| What this task involves |
Pick out every line that holds the string "ylabel" and copy it.

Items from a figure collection

+ + + + + + +

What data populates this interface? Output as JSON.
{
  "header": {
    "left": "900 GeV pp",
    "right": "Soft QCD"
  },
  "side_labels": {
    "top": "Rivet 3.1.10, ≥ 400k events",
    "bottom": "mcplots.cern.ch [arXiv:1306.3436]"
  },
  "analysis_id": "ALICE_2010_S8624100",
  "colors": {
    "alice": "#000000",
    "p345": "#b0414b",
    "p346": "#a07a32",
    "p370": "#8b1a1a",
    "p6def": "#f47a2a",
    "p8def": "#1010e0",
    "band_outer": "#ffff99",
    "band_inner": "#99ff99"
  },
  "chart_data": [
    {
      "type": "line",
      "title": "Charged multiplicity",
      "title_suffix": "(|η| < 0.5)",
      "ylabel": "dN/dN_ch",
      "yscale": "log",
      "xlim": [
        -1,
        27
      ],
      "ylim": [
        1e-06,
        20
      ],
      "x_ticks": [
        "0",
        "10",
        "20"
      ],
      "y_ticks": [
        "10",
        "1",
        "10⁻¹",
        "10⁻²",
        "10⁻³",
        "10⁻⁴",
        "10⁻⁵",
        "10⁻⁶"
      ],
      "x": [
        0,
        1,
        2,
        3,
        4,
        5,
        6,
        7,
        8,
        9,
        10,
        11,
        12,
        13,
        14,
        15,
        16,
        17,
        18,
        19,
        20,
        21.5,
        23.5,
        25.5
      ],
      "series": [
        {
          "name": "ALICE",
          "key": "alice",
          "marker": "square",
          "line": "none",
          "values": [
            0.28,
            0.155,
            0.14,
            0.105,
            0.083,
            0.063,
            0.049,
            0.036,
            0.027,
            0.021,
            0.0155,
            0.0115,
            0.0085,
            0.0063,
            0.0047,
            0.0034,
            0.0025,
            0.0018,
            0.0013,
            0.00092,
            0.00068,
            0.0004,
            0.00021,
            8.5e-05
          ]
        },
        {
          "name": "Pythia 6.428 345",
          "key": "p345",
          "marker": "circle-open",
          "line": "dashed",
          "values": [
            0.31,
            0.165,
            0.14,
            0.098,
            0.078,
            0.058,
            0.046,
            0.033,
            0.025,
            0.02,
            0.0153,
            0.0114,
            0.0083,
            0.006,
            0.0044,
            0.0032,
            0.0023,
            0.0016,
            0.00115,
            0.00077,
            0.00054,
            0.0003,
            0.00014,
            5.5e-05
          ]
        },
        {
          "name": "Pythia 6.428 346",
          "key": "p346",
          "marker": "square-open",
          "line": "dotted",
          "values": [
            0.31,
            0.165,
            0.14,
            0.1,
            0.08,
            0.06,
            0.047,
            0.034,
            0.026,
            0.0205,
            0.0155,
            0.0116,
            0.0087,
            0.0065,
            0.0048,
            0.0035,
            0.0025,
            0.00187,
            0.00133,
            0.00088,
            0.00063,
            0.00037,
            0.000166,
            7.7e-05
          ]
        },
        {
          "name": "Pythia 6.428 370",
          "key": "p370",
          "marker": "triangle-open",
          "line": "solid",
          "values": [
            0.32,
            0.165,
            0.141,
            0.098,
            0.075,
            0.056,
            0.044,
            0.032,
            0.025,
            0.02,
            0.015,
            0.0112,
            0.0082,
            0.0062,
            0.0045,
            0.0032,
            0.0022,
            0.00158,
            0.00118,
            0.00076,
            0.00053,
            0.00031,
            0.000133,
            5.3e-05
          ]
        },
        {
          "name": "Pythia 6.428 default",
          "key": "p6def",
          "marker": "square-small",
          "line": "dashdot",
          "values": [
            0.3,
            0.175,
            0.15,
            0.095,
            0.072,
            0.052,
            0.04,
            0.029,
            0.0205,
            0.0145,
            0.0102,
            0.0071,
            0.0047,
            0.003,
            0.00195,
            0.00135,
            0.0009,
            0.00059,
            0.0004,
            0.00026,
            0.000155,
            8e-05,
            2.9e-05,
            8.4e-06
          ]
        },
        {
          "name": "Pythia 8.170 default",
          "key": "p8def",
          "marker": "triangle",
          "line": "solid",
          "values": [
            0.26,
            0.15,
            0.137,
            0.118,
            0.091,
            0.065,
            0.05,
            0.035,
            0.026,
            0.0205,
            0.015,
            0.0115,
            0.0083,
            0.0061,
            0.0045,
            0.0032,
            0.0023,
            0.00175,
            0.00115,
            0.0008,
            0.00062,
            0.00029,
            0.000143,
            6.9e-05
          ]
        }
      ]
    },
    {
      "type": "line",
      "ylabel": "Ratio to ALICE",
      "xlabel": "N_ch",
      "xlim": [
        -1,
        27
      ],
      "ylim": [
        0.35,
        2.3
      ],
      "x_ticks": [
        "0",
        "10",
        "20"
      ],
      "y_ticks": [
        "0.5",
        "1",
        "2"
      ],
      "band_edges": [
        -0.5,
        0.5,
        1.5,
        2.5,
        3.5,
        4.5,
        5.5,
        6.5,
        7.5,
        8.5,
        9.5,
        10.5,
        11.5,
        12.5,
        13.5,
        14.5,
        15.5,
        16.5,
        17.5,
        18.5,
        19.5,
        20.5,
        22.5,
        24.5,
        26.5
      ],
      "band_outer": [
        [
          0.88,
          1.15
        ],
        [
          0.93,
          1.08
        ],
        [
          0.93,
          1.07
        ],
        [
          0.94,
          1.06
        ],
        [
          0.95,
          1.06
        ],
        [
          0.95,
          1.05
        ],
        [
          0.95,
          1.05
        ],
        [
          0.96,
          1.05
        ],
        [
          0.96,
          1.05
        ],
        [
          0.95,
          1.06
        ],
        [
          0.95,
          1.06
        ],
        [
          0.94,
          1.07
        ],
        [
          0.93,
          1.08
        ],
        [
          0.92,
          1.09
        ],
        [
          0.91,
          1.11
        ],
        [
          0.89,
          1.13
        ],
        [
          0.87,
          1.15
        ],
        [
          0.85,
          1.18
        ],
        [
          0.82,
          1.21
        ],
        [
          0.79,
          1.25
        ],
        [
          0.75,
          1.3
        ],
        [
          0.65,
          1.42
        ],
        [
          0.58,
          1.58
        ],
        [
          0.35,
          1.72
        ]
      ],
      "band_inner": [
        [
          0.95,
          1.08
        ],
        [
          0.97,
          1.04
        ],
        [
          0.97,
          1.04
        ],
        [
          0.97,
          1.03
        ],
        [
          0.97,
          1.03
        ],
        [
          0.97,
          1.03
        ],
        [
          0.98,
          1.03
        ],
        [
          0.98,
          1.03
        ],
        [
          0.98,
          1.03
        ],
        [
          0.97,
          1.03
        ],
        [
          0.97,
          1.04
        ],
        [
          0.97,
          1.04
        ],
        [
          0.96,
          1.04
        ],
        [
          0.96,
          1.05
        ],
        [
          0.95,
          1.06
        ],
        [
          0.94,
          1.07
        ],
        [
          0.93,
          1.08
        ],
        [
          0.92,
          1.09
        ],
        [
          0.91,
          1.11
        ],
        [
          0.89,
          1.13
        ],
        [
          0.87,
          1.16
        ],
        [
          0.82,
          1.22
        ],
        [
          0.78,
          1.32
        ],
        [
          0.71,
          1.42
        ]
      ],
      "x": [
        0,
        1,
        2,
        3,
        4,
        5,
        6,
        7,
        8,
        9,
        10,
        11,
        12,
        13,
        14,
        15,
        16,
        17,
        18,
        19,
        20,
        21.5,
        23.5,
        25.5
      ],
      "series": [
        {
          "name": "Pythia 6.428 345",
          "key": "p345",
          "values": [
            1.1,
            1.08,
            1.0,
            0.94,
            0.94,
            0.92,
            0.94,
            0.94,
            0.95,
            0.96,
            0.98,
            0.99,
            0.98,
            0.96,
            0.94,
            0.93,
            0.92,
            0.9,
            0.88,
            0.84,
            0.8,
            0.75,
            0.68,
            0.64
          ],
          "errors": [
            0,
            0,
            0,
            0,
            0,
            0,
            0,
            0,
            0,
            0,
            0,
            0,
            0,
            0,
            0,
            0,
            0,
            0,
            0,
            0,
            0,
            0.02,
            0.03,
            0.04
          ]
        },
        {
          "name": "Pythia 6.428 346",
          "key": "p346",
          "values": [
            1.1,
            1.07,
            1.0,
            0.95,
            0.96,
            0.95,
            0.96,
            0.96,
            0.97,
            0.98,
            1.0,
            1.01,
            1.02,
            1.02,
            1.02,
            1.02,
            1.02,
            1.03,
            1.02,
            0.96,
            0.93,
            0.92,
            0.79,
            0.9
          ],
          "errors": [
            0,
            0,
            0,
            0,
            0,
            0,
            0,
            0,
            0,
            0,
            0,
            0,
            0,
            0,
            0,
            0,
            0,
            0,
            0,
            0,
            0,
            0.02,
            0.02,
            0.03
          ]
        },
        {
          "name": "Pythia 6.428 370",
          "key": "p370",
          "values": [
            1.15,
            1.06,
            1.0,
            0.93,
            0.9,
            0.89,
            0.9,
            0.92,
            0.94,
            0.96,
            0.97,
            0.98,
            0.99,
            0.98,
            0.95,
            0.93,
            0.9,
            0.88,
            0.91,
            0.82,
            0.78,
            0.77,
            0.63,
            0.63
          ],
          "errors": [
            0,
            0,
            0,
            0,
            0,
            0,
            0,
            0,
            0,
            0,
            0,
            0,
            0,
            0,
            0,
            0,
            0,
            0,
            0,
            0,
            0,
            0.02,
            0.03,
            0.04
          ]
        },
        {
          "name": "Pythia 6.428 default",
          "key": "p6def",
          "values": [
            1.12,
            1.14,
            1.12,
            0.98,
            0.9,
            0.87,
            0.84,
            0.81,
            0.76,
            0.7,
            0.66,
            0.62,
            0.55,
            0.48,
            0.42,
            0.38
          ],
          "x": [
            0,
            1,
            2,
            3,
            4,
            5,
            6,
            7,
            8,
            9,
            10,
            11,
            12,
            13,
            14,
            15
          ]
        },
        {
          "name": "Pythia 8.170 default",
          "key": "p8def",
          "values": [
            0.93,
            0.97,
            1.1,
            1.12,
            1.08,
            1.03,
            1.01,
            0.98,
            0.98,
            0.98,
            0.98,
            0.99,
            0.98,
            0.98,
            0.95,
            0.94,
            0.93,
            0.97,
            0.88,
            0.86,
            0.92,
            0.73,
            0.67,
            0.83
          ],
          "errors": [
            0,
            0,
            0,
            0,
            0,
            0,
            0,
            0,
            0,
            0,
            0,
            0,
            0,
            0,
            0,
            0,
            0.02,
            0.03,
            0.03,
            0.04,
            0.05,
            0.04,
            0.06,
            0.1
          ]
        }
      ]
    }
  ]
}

+ + + + + + +

| Answer to this problem |
      "ylabel": "dN/dN_ch",
      "ylabel": "Ratio to ALICE",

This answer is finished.